[Stored data entries]
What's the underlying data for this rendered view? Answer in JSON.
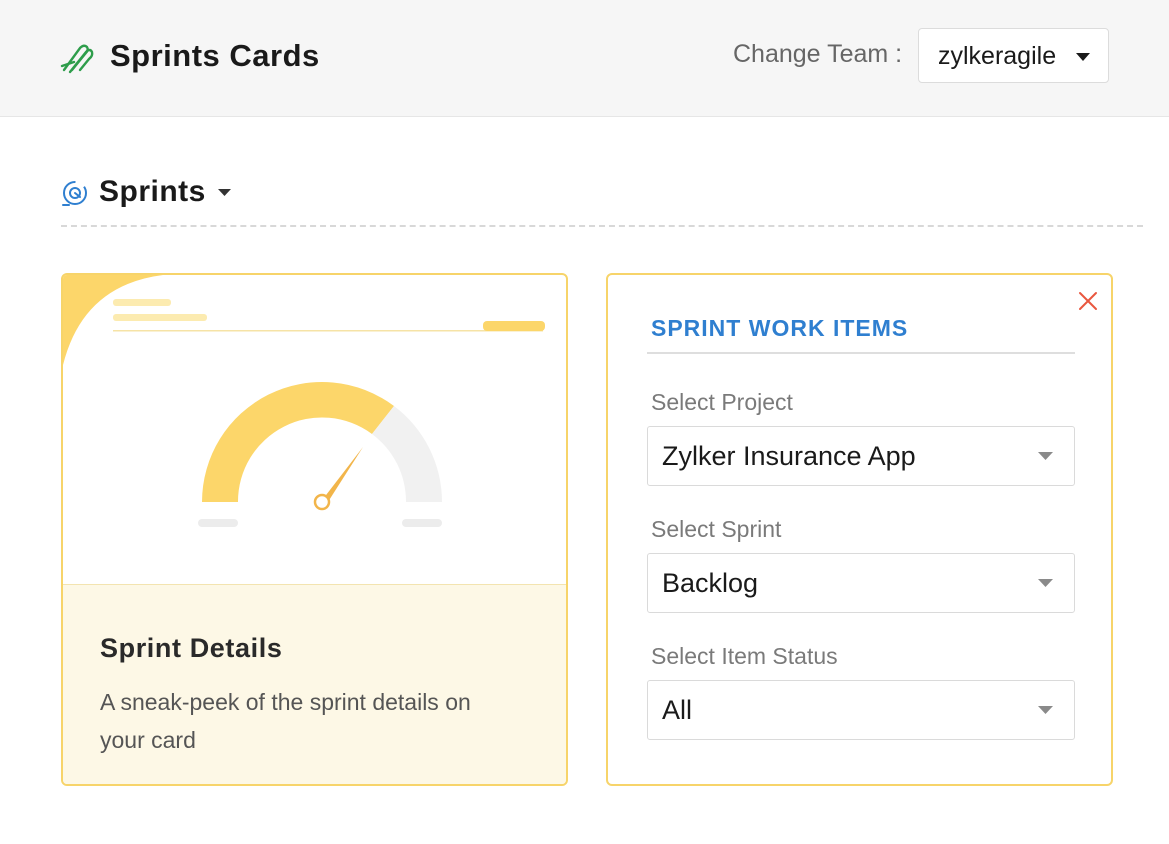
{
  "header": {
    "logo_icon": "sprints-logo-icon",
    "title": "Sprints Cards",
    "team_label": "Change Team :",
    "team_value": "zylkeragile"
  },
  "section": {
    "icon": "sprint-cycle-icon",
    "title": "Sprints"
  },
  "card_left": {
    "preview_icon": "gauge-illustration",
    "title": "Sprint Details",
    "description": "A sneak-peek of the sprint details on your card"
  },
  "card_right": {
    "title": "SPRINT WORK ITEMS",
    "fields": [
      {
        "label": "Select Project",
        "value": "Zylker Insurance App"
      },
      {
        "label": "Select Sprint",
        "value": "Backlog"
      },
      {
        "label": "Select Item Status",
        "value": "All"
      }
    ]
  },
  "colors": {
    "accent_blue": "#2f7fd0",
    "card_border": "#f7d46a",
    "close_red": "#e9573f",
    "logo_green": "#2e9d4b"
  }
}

--

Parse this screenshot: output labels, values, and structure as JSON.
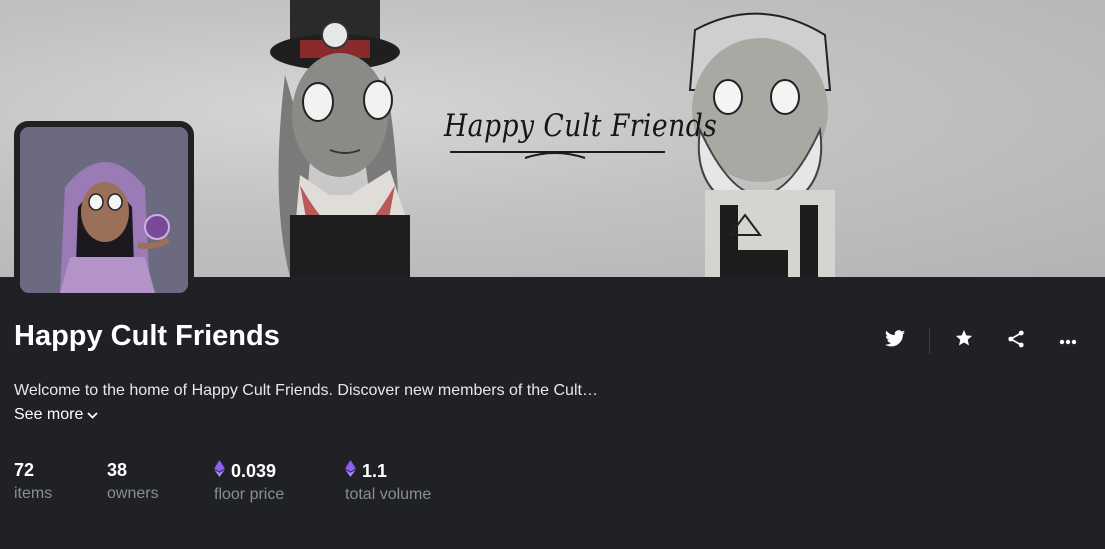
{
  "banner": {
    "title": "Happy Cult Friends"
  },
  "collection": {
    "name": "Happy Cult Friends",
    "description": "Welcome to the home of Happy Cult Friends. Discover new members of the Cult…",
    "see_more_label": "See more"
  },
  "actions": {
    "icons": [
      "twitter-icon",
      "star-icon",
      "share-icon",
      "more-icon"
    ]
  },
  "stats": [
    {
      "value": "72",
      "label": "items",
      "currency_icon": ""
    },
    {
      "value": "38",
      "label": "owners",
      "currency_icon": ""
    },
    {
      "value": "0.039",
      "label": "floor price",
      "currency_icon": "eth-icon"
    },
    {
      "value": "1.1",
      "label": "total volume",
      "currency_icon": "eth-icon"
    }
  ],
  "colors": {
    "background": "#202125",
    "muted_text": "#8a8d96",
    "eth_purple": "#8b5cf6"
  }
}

--

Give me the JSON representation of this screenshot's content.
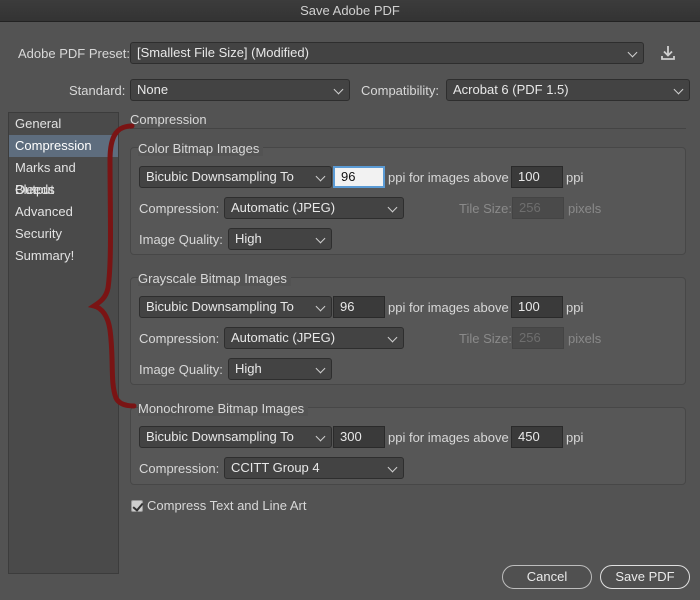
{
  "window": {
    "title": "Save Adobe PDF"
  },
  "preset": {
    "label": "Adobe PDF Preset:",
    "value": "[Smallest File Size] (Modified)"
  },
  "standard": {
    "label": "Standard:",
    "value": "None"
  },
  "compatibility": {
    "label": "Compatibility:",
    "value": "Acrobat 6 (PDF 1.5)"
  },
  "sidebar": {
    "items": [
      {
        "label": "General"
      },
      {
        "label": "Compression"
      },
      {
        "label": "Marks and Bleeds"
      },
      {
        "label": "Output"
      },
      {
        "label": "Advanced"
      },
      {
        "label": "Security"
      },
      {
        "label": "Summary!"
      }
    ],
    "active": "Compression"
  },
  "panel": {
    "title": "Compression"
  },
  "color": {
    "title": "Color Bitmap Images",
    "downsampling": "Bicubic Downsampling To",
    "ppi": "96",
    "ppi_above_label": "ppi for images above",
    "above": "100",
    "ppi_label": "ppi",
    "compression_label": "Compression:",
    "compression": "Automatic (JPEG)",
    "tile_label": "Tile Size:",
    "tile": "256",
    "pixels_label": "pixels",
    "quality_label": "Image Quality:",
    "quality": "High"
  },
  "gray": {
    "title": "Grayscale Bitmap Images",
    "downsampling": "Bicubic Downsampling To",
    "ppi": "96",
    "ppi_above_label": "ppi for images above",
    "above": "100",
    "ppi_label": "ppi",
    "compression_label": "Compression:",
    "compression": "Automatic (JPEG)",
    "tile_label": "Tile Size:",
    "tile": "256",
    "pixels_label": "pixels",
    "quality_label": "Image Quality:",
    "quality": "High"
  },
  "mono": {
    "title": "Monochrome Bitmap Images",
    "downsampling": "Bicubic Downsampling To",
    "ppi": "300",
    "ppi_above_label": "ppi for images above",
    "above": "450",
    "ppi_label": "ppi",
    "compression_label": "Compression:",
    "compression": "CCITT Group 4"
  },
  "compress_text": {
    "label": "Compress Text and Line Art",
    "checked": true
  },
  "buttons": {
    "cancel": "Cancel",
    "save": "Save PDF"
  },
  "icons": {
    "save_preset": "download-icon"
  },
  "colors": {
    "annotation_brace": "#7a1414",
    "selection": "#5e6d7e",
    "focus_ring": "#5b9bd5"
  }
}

● WHAT YOU NEED TO DO: Which lines hold the word "Cult"? Show each one.

● WRITTEN ANSWER:
    "title": "Happy Cult Friends"
    "name": "Happy Cult Friends",
    "description": "Welcome to the home of Happy Cult Friends. Discover new members of the Cult…",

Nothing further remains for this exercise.